*EXERCISE*
Reproduce the listing word for word, leaving every picture behind.

*RECORD SET*
━━━━━━━━
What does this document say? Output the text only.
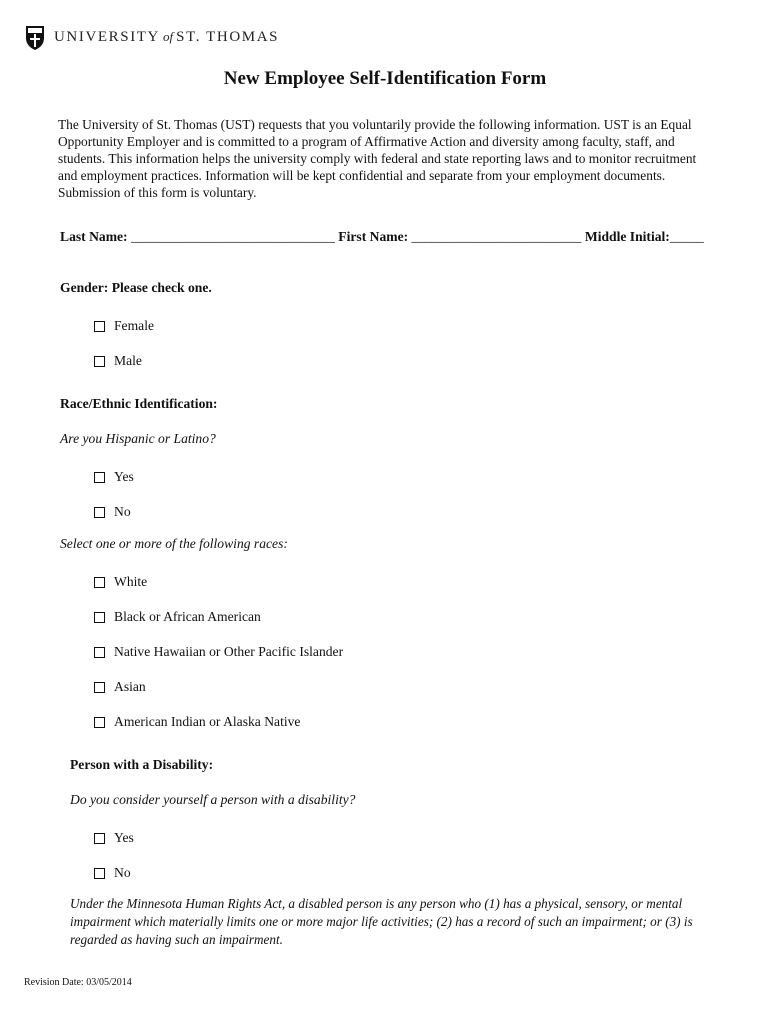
UNIVERSITY of ST. THOMAS
New Employee Self-Identification Form

The University of St. Thomas (UST) requests that you voluntarily provide the following information. UST is an Equal Opportunity Employer and is committed to a program of Affirmative Action and diversity among faculty, staff, and students. This information helps the university comply with federal and state reporting laws and to monitor recruitment and employment practices. Information will be kept confidential and separate from your employment documents. Submission of this form is voluntary.

Last Name: ______________________________ First Name: _________________________ Middle Initial:_____

Gender: Please check one.

Female
Male

Race/Ethnic Identification:

Are you Hispanic or Latino?

Yes
No

Select one or more of the following races:

White
Black or African American
Native Hawaiian or Other Pacific Islander
Asian
American Indian or Alaska Native

Person with a Disability:

Do you consider yourself a person with a disability?

Yes
No

Under the Minnesota Human Rights Act, a disabled person is any person who (1) has a physical, sensory, or mental impairment which materially limits one or more major life activities; (2) has a record of such an impairment; or (3) is regarded as having such an impairment.

Revision Date: 03/05/2014
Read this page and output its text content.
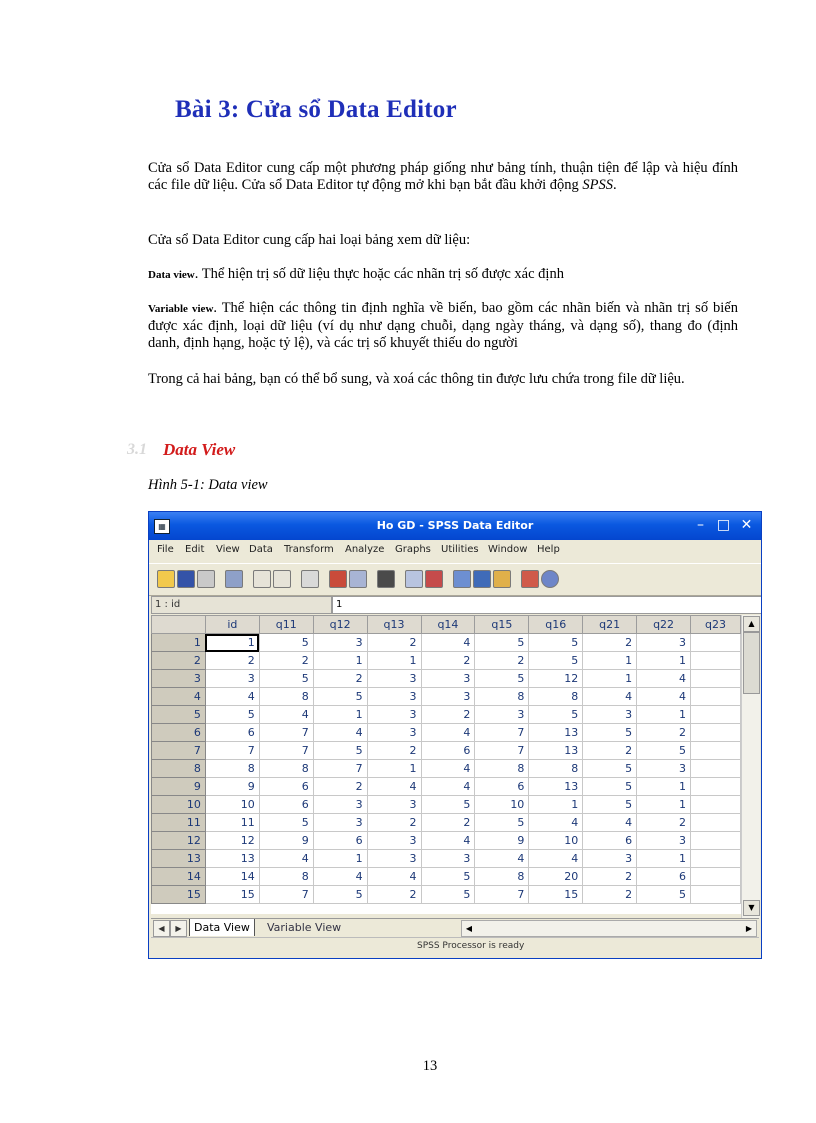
Bài 3: Cửa sổ Data Editor
Cửa sổ Data Editor cung cấp một phương pháp giống như bảng tính, thuận tiện để lập và hiệu đính các file dữ liệu. Cửa sổ Data Editor tự động mở khi bạn bắt đầu khởi động SPSS.
Cửa sổ Data Editor cung cấp hai loại bảng xem dữ liệu:
Data view. Thể hiện trị số dữ liệu thực hoặc các nhãn trị số được xác định
Variable view. Thể hiện các thông tin định nghĩa về biến, bao gồm các nhãn biến và nhãn trị số biến được xác định, loại dữ liệu (ví dụ như dạng chuỗi, dạng ngày tháng, và dạng số), thang đo (định danh, định hạng, hoặc tỷ lệ), và các trị số khuyết thiếu do người
Trong cả hai bảng, bạn có thể bổ sung, và xoá các thông tin được lưu chứa trong file dữ liệu.
3.1 Data View
Hình 5-1: Data view
▦	Ho GD - SPSS Data Editor	– □ ✕
File Edit View Data Transform Analyze Graphs Utilities Window Help
1 : id	1
	id	q11	q12	q13	q14	q15	q16	q21	q22	q23
1	1	5	3	2	4	5	5	2	3	
2	2	2	1	1	2	2	5	1	1	
3	3	5	2	3	3	5	12	1	4	
4	4	8	5	3	3	8	8	4	4	
5	5	4	1	3	2	3	5	3	1	
6	6	7	4	3	4	7	13	5	2	
7	7	7	5	2	6	7	13	2	5	
8	8	8	7	1	4	8	8	5	3	
9	9	6	2	4	4	6	13	5	1	
10	10	6	3	3	5	10	1	5	1	
11	11	5	3	2	2	5	4	4	2	
12	12	9	6	3	4	9	10	6	3	
13	13	4	1	3	3	4	4	3	1	
14	14	8	4	4	5	8	20	2	6	
15	15	7	5	2	5	7	15	2	5	
▲
▼
◀	▶	Data View	Variable View	◀	▶
SPSS Processor is ready
13
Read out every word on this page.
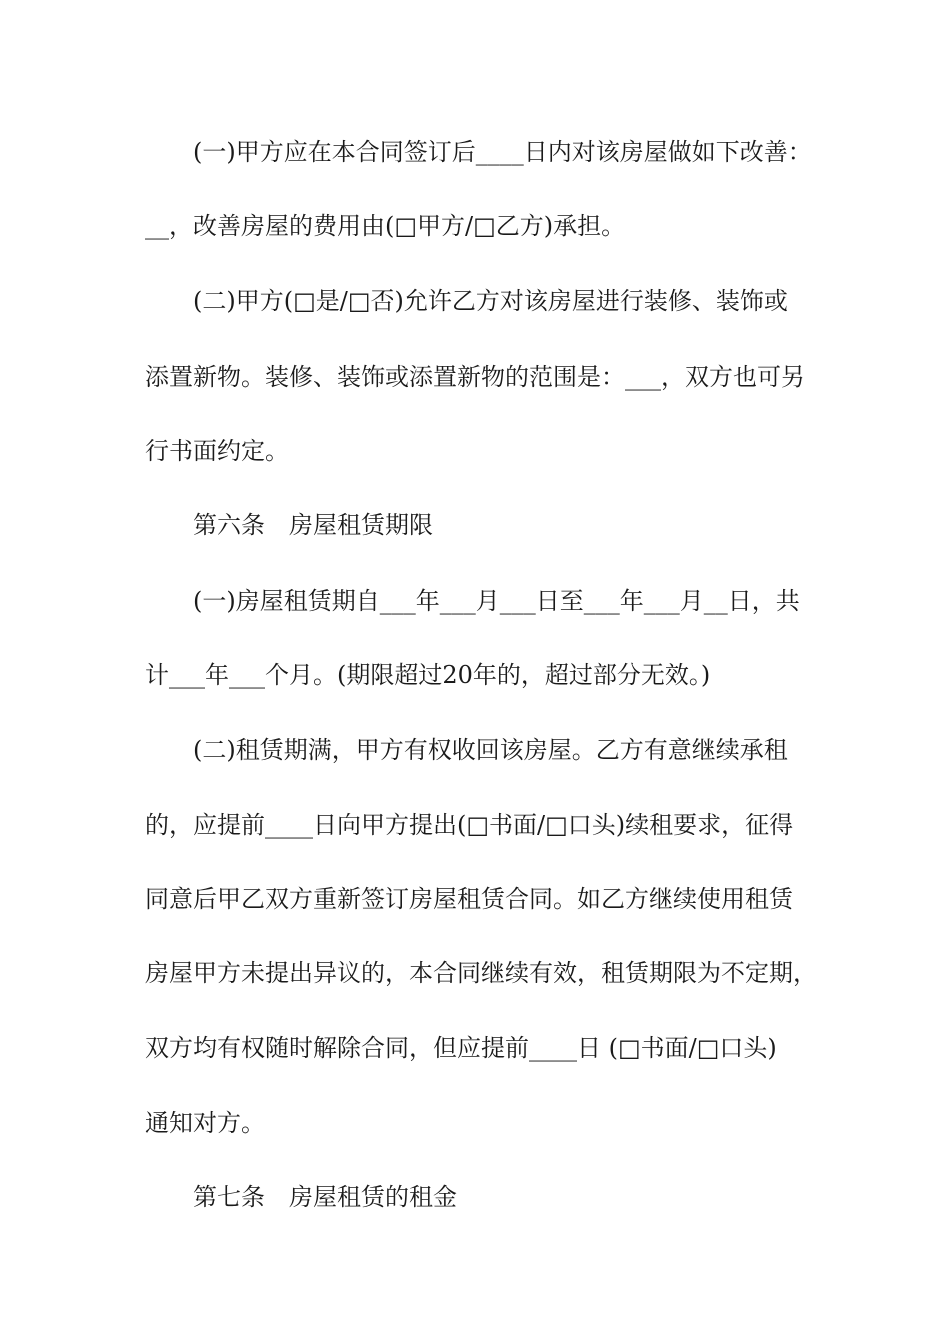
(一)甲方应在本合同签订后____日内对该房屋做如下改善：

__，改善房屋的费用由(□甲方/□乙方)承担。

(二)甲方(□是/□否)允许乙方对该房屋进行装修、装饰或

添置新物。装修、装饰或添置新物的范围是：___，双方也可另

行书面约定。

第六条　房屋租赁期限

(一)房屋租赁期自___年___月___日至___年___月__日，共

计___年___个月。(期限超过20年的，超过部分无效。)

(二)租赁期满，甲方有权收回该房屋。乙方有意继续承租

的，应提前____日向甲方提出(□书面/□口头)续租要求，征得

同意后甲乙双方重新签订房屋租赁合同。如乙方继续使用租赁

房屋甲方未提出异议的，本合同继续有效，租赁期限为不定期，

双方均有权随时解除合同，但应提前____日 (□书面/□口头)

通知对方。

第七条　房屋租赁的租金
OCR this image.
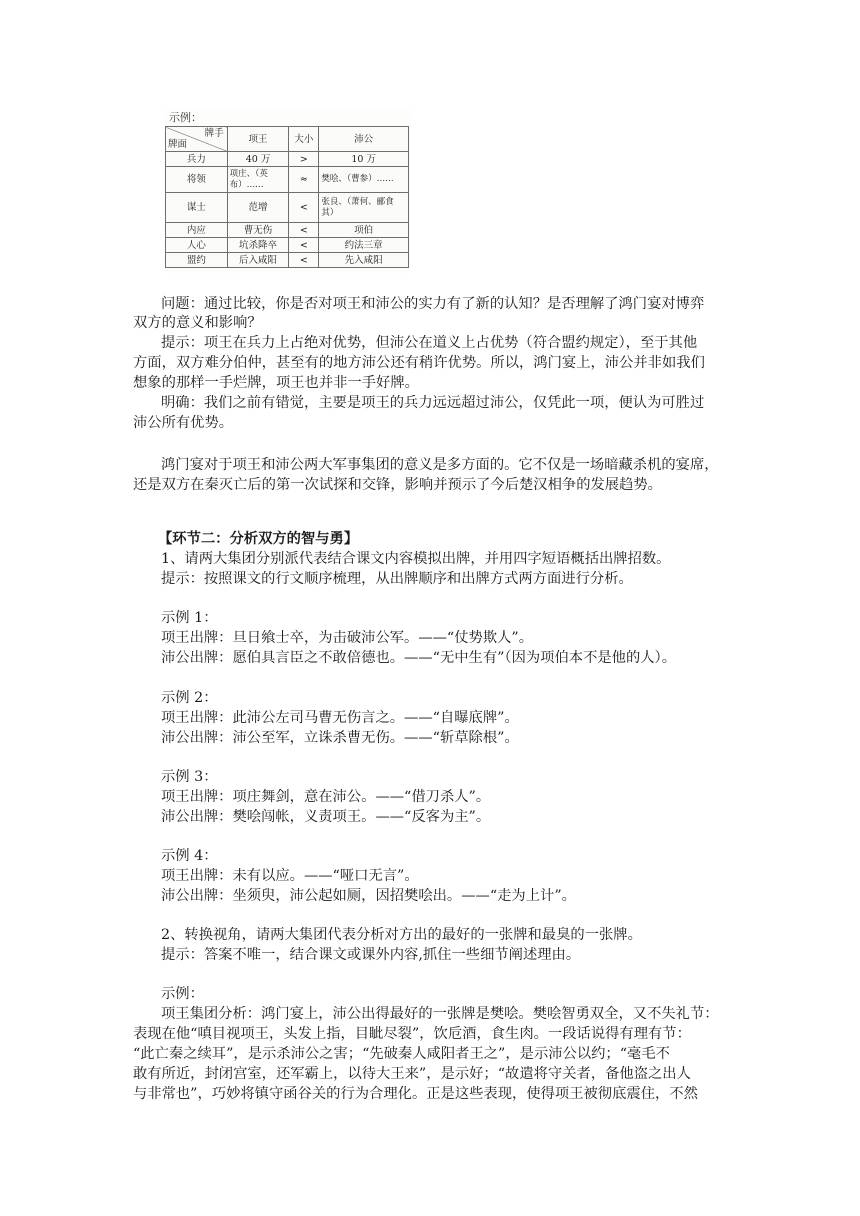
示例：
牌手
牌面	项王	大小	沛公
兵力	40 万	>	10 万
将领	项庄、（英布）……	≈	樊哙、（曹参）……
谋士	范增	<	张良、（萧何、郦食其）
内应	曹无伤	<	项伯
人心	坑杀降卒	<	约法三章
盟约	后入咸阳	<	先入咸阳
问题：通过比较，你是否对项王和沛公的实力有了新的认知？是否理解了鸿门宴对博弈
双方的意义和影响？
提示：项王在兵力上占绝对优势，但沛公在道义上占优势（符合盟约规定），至于其他
方面，双方难分伯仲，甚至有的地方沛公还有稍许优势。所以，鸿门宴上，沛公并非如我们
想象的那样一手烂牌，项王也并非一手好牌。
明确：我们之前有错觉，主要是项王的兵力远远超过沛公，仅凭此一项，便认为可胜过
沛公所有优势。
鸿门宴对于项王和沛公两大军事集团的意义是多方面的。它不仅是一场暗藏杀机的宴席，
还是双方在秦灭亡后的第一次试探和交锋，影响并预示了今后楚汉相争的发展趋势。
【环节二：分析双方的智与勇】
1、请两大集团分别派代表结合课文内容模拟出牌，并用四字短语概括出牌招数。
提示：按照课文的行文顺序梳理，从出牌顺序和出牌方式两方面进行分析。
示例 1：
项王出牌：旦日飨士卒，为击破沛公军。——“仗势欺人”。
沛公出牌：愿伯具言臣之不敢倍德也。——“无中生有”（因为项伯本不是他的人）。
示例 2：
项王出牌：此沛公左司马曹无伤言之。——“自曝底牌”。
沛公出牌：沛公至军，立诛杀曹无伤。——“斩草除根”。
示例 3：
项王出牌：项庄舞剑，意在沛公。——“借刀杀人”。
沛公出牌：樊哙闯帐，义责项王。——“反客为主”。
示例 4：
项王出牌：未有以应。——“哑口无言”。
沛公出牌：坐须臾，沛公起如厕，因招樊哙出。——“走为上计”。
2、转换视角，请两大集团代表分析对方出的最好的一张牌和最臭的一张牌。
提示：答案不唯一，结合课文或课外内容,抓住一些细节阐述理由。
示例：
项王集团分析：鸿门宴上，沛公出得最好的一张牌是樊哙。樊哙智勇双全，又不失礼节：
表现在他“嗔目视项王，头发上指，目眦尽裂”，饮卮酒，食生肉。一段话说得有理有节：
“此亡秦之续耳”，是示杀沛公之害；“先破秦人咸阳者王之”，是示沛公以约；“毫毛不
敢有所近，封闭宫室，还军霸上，以待大王来”，是示好；“故遣将守关者，备他盗之出人
与非常也”，巧妙将镇守函谷关的行为合理化。正是这些表现，使得项王被彻底震住，不然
━━━━━━━━
*WRITTEN SOLUTION*
What does this document say? Output the text only.
UNIVERSITY of ST. THOMAS
New Employee Self-Identification Form

The University of St. Thomas (UST) requests that you voluntarily provide the following information. UST is an Equal Opportunity Employer and is committed to a program of Affirmative Action and diversity among faculty, staff, and students. This information helps the university comply with federal and state reporting laws and to monitor recruitment and employment practices. Information will be kept confidential and separate from your employment documents. Submission of this form is voluntary.

Last Name: ______________________________ First Name: _________________________ Middle Initial:_____

Gender: Please check one.

Female
Male

Race/Ethnic Identification:

Are you Hispanic or Latino?

Yes
No

Select one or more of the following races:

White
Black or African American
Native Hawaiian or Other Pacific Islander
Asian
American Indian or Alaska Native

Person with a Disability:

Do you consider yourself a person with a disability?

Yes
No

Under the Minnesota Human Rights Act, a disabled person is any person who (1) has a physical, sensory, or mental impairment which materially limits one or more major life activities; (2) has a record of such an impairment; or (3) is regarded as having such an impairment.

Revision Date: 03/05/2014
Read this page and output its text content.
Bài 3: Cửa sổ Data Editor
Cửa sổ Data Editor cung cấp một phương pháp giống như bảng tính, thuận tiện để lập và hiệu đính các file dữ liệu. Cửa sổ Data Editor tự động mở khi bạn bắt đầu khởi động SPSS.
Cửa sổ Data Editor cung cấp hai loại bảng xem dữ liệu:
Data view. Thể hiện trị số dữ liệu thực hoặc các nhãn trị số được xác định
Variable view. Thể hiện các thông tin định nghĩa về biến, bao gồm các nhãn biến và nhãn trị số biến được xác định, loại dữ liệu (ví dụ như dạng chuỗi, dạng ngày tháng, và dạng số), thang đo (định danh, định hạng, hoặc tỷ lệ), và các trị số khuyết thiếu do người
Trong cả hai bảng, bạn có thể bổ sung, và xoá các thông tin được lưu chứa trong file dữ liệu.
3.1 Data View
Hình 5-1: Data view
▦	Ho GD - SPSS Data Editor	– □ ✕
File Edit View Data Transform Analyze Graphs Utilities Window Help
1 : id	1
	id	q11	q12	q13	q14	q15	q16	q21	q22	q23
1	1	5	3	2	4	5	5	2	3	
2	2	2	1	1	2	2	5	1	1	
3	3	5	2	3	3	5	12	1	4	
4	4	8	5	3	3	8	8	4	4	
5	5	4	1	3	2	3	5	3	1	
6	6	7	4	3	4	7	13	5	2	
7	7	7	5	2	6	7	13	2	5	
8	8	8	7	1	4	8	8	5	3	
9	9	6	2	4	4	6	13	5	1	
10	10	6	3	3	5	10	1	5	1	
11	11	5	3	2	2	5	4	4	2	
12	12	9	6	3	4	9	10	6	3	
13	13	4	1	3	3	4	4	3	1	
14	14	8	4	4	5	8	20	2	6	
15	15	7	5	2	5	7	15	2	5	
▲
▼
◀	▶	Data View	Variable View	◀	▶
SPSS Processor is ready
13
Read out every word on this page.
(一)甲方应在本合同签订后____日内对该房屋做如下改善：

__，改善房屋的费用由(□甲方/□乙方)承担。

(二)甲方(□是/□否)允许乙方对该房屋进行装修、装饰或

添置新物。装修、装饰或添置新物的范围是：___，双方也可另

行书面约定。

第六条　房屋租赁期限

(一)房屋租赁期自___年___月___日至___年___月__日，共

计___年___个月。(期限超过20年的，超过部分无效。)

(二)租赁期满，甲方有权收回该房屋。乙方有意继续承租

的，应提前____日向甲方提出(□书面/□口头)续租要求，征得

同意后甲乙双方重新签订房屋租赁合同。如乙方继续使用租赁

房屋甲方未提出异议的，本合同继续有效，租赁期限为不定期，

双方均有权随时解除合同，但应提前____日 (□书面/□口头)

通知对方。

第七条　房屋租赁的租金
OCR this image.
示例：
牌手
牌面	项王	大小	沛公
兵力	40 万	>	10 万
将领	项庄、（英布）……	≈	樊哙、（曹参）……
谋士	范增	<	张良、（萧何、郦食其）
内应	曹无伤	<	项伯
人心	坑杀降卒	<	约法三章
盟约	后入咸阳	<	先入咸阳
问题：通过比较，你是否对项王和沛公的实力有了新的认知？是否理解了鸿门宴对博弈
双方的意义和影响？
提示：项王在兵力上占绝对优势，但沛公在道义上占优势（符合盟约规定），至于其他
方面，双方难分伯仲，甚至有的地方沛公还有稍许优势。所以，鸿门宴上，沛公并非如我们
想象的那样一手烂牌，项王也并非一手好牌。
明确：我们之前有错觉，主要是项王的兵力远远超过沛公，仅凭此一项，便认为可胜过
沛公所有优势。
鸿门宴对于项王和沛公两大军事集团的意义是多方面的。它不仅是一场暗藏杀机的宴席，
还是双方在秦灭亡后的第一次试探和交锋，影响并预示了今后楚汉相争的发展趋势。
【环节二：分析双方的智与勇】
1、请两大集团分别派代表结合课文内容模拟出牌，并用四字短语概括出牌招数。
提示：按照课文的行文顺序梳理，从出牌顺序和出牌方式两方面进行分析。
示例 1：
项王出牌：旦日飨士卒，为击破沛公军。——“仗势欺人”。
沛公出牌：愿伯具言臣之不敢倍德也。——“无中生有”（因为项伯本不是他的人）。
示例 2：
项王出牌：此沛公左司马曹无伤言之。——“自曝底牌”。
沛公出牌：沛公至军，立诛杀曹无伤。——“斩草除根”。
示例 3：
项王出牌：项庄舞剑，意在沛公。——“借刀杀人”。
沛公出牌：樊哙闯帐，义责项王。——“反客为主”。
示例 4：
项王出牌：未有以应。——“哑口无言”。
沛公出牌：坐须臾，沛公起如厕，因招樊哙出。——“走为上计”。
2、转换视角，请两大集团代表分析对方出的最好的一张牌和最臭的一张牌。
提示：答案不唯一，结合课文或课外内容,抓住一些细节阐述理由。
示例：
项王集团分析：鸿门宴上，沛公出得最好的一张牌是樊哙。樊哙智勇双全，又不失礼节：
表现在他“嗔目视项王，头发上指，目眦尽裂”，饮卮酒，食生肉。一段话说得有理有节：
“此亡秦之续耳”，是示杀沛公之害；“先破秦人咸阳者王之”，是示沛公以约；“毫毛不
敢有所近，封闭宫室，还军霸上，以待大王来”，是示好；“故遣将守关者，备他盗之出人
与非常也”，巧妙将镇守函谷关的行为合理化。正是这些表现，使得项王被彻底震住，不然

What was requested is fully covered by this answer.